Copy out every line exactly, passing over the pictures.

**Provided records**
-- -- --
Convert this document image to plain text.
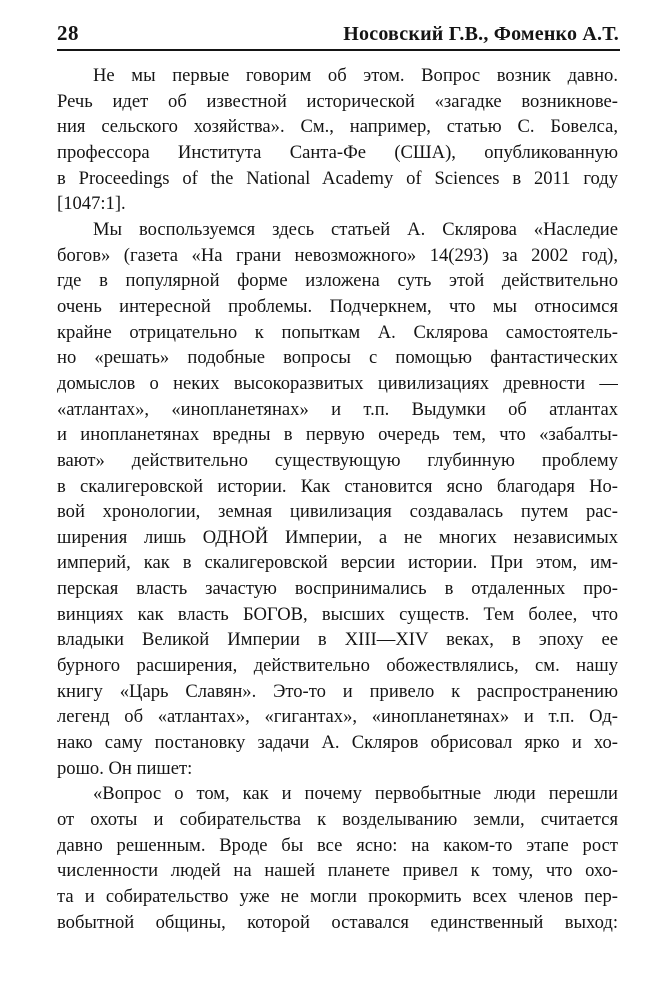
28	Носовский Г.В., Фоменко А.Т.
Не мы первые говорим об этом. Вопрос возник давно.
Речь идет об известной исторической «загадке возникнове-
ния сельского хозяйства». См., например, статью С. Бовелса,
профессора Института Санта-Фе (США), опубликованную
в Proceedings of the National Academy of Sciences в 2011 году
[1047:1].
Мы воспользуемся здесь статьей А. Склярова «Наследие
богов» (газета «На грани невозможного» 14(293) за 2002 год),
где в популярной форме изложена суть этой действительно
очень интересной проблемы. Подчеркнем, что мы относимся
крайне отрицательно к попыткам А. Склярова самостоятель-
но «решать» подобные вопросы с помощью фантастических
домыслов о неких высокоразвитых цивилизациях древности —
«атлантах», «инопланетянах» и т.п. Выдумки об атлантах
и инопланетянах вредны в первую очередь тем, что «забалты-
вают» действительно существующую глубинную проблему
в скалигеровской истории. Как становится ясно благодаря Но-
вой хронологии, земная цивилизация создавалась путем рас-
ширения лишь ОДНОЙ Империи, а не многих независимых
империй, как в скалигеровской версии истории. При этом, им-
перская власть зачастую воспринимались в отдаленных про-
винциях как власть БОГОВ, высших существ. Тем более, что
владыки Великой Империи в XIII—XIV веках, в эпоху ее
бурного расширения, действительно обожествлялись, см. нашу
книгу «Царь Славян». Это-то и привело к распространению
легенд об «атлантах», «гигантах», «инопланетянах» и т.п. Од-
нако саму постановку задачи А. Скляров обрисовал ярко и хо-
рошо. Он пишет:
«Вопрос о том, как и почему первобытные люди перешли
от охоты и собирательства к возделыванию земли, считается
давно решенным. Вроде бы все ясно: на каком-то этапе рост
численности людей на нашей планете привел к тому, что охо-
та и собирательство уже не могли прокормить всех членов пер-
вобытной общины, которой оставался единственный выход:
-- -- --
**Result of this exercise**
Convert this document image to plain text.
28	Носовский Г.В., Фоменко А.Т.
Не мы первые говорим об этом. Вопрос возник давно.
Речь идет об известной исторической «загадке возникнове-
ния сельского хозяйства». См., например, статью С. Бовелса,
профессора Института Санта-Фе (США), опубликованную
в Proceedings of the National Academy of Sciences в 2011 году
[1047:1].
Мы воспользуемся здесь статьей А. Склярова «Наследие
богов» (газета «На грани невозможного» 14(293) за 2002 год),
где в популярной форме изложена суть этой действительно
очень интересной проблемы. Подчеркнем, что мы относимся
крайне отрицательно к попыткам А. Склярова самостоятель-
но «решать» подобные вопросы с помощью фантастических
домыслов о неких высокоразвитых цивилизациях древности —
«атлантах», «инопланетянах» и т.п. Выдумки об атлантах
и инопланетянах вредны в первую очередь тем, что «забалты-
вают» действительно существующую глубинную проблему
в скалигеровской истории. Как становится ясно благодаря Но-
вой хронологии, земная цивилизация создавалась путем рас-
ширения лишь ОДНОЙ Империи, а не многих независимых
империй, как в скалигеровской версии истории. При этом, им-
перская власть зачастую воспринимались в отдаленных про-
винциях как власть БОГОВ, высших существ. Тем более, что
владыки Великой Империи в XIII—XIV веках, в эпоху ее
бурного расширения, действительно обожествлялись, см. нашу
книгу «Царь Славян». Это-то и привело к распространению
легенд об «атлантах», «гигантах», «инопланетянах» и т.п. Од-
нако саму постановку задачи А. Скляров обрисовал ярко и хо-
рошо. Он пишет:
«Вопрос о том, как и почему первобытные люди перешли
от охоты и собирательства к возделыванию земли, считается
давно решенным. Вроде бы все ясно: на каком-то этапе рост
численности людей на нашей планете привел к тому, что охо-
та и собирательство уже не могли прокормить всех членов пер-
вобытной общины, которой оставался единственный выход:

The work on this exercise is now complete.